WHAT THE EXERCISE ASKS: In the material below, count the lines with the word "this" and state that number only.

[Data excerpts]

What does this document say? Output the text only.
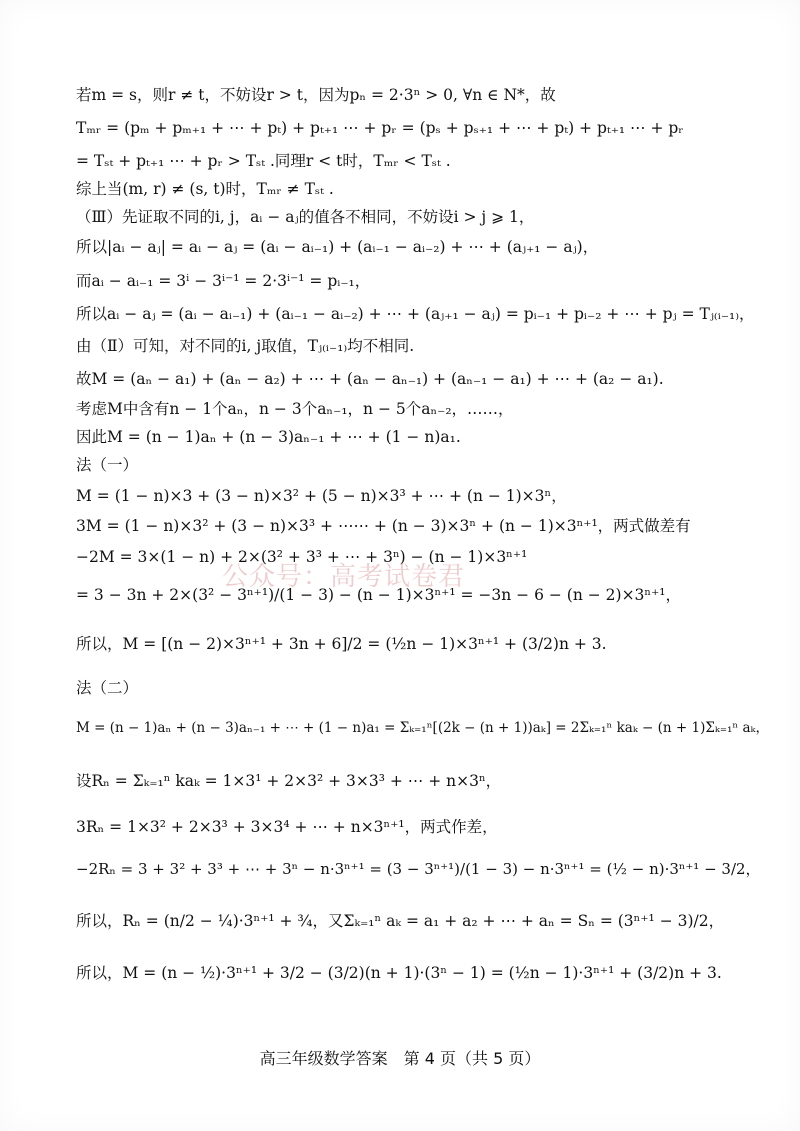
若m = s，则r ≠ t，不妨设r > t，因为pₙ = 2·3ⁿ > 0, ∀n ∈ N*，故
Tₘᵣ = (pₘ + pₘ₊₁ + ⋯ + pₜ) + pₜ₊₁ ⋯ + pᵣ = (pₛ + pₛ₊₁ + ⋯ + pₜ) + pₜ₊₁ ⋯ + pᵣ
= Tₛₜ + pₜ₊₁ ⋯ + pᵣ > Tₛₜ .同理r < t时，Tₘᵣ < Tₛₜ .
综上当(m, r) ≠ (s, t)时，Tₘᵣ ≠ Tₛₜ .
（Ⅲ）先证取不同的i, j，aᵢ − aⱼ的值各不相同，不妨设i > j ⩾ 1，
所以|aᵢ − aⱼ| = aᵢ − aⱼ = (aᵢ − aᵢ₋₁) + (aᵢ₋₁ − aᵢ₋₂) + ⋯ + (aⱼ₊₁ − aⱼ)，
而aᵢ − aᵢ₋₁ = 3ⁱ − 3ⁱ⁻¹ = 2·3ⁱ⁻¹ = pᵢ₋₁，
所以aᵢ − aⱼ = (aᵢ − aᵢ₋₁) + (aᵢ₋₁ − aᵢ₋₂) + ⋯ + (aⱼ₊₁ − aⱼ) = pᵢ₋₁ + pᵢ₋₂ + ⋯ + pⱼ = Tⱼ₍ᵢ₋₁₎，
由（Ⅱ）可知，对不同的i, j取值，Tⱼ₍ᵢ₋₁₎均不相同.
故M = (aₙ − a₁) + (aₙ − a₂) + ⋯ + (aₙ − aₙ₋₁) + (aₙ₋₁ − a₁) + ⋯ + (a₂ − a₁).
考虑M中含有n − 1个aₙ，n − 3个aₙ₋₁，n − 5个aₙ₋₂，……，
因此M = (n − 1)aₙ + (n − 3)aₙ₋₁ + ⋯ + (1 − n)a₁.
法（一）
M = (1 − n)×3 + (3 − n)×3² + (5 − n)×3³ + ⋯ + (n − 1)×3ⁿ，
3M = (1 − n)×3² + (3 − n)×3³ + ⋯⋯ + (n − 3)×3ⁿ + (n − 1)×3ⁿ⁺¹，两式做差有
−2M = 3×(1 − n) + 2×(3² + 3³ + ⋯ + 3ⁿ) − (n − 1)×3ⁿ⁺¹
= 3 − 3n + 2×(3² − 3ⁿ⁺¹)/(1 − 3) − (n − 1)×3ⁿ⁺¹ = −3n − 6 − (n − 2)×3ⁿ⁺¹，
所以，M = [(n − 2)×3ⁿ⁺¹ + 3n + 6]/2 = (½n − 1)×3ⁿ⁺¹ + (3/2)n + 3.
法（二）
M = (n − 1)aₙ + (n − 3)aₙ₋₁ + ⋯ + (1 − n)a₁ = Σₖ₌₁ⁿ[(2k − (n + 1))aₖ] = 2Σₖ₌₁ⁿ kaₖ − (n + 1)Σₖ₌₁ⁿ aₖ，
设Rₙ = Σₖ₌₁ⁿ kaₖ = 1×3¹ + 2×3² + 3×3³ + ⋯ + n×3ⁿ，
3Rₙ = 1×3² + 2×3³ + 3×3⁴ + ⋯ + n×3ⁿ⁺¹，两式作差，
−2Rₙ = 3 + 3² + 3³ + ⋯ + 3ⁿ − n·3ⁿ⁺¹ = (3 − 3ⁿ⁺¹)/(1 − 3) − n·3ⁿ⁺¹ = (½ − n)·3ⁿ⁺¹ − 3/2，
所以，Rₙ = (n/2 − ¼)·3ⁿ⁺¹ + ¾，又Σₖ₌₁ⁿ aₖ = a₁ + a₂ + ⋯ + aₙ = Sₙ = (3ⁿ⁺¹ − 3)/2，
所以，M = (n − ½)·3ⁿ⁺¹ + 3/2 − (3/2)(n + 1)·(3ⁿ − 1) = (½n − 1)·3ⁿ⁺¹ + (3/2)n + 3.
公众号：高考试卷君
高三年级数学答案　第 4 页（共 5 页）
==
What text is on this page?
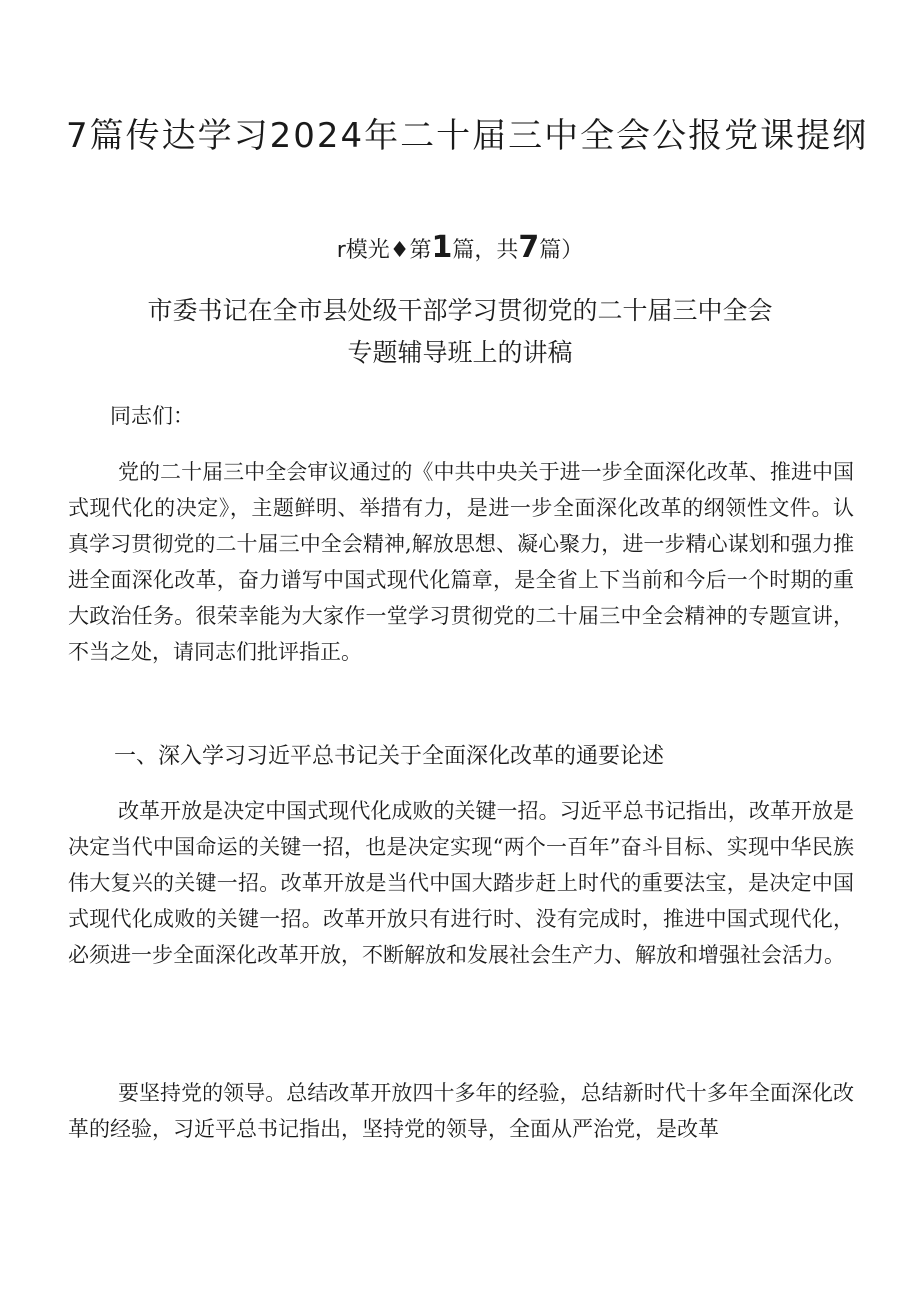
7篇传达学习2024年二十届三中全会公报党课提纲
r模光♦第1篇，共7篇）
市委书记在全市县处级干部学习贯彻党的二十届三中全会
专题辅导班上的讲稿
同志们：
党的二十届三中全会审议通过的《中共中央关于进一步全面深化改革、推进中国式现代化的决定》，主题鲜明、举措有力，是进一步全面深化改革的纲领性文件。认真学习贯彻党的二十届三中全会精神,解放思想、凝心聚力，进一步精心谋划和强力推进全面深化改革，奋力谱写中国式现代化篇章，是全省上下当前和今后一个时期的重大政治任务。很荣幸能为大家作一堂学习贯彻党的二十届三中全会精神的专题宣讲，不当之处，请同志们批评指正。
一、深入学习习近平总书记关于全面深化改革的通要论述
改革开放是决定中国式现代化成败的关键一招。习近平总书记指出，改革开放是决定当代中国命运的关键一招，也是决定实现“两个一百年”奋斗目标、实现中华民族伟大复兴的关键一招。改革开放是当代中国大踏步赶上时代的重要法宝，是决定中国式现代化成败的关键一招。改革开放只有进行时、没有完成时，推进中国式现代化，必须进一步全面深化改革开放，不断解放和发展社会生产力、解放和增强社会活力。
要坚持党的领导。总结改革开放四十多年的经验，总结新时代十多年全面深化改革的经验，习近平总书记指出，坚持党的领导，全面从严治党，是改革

SOLUTION: 2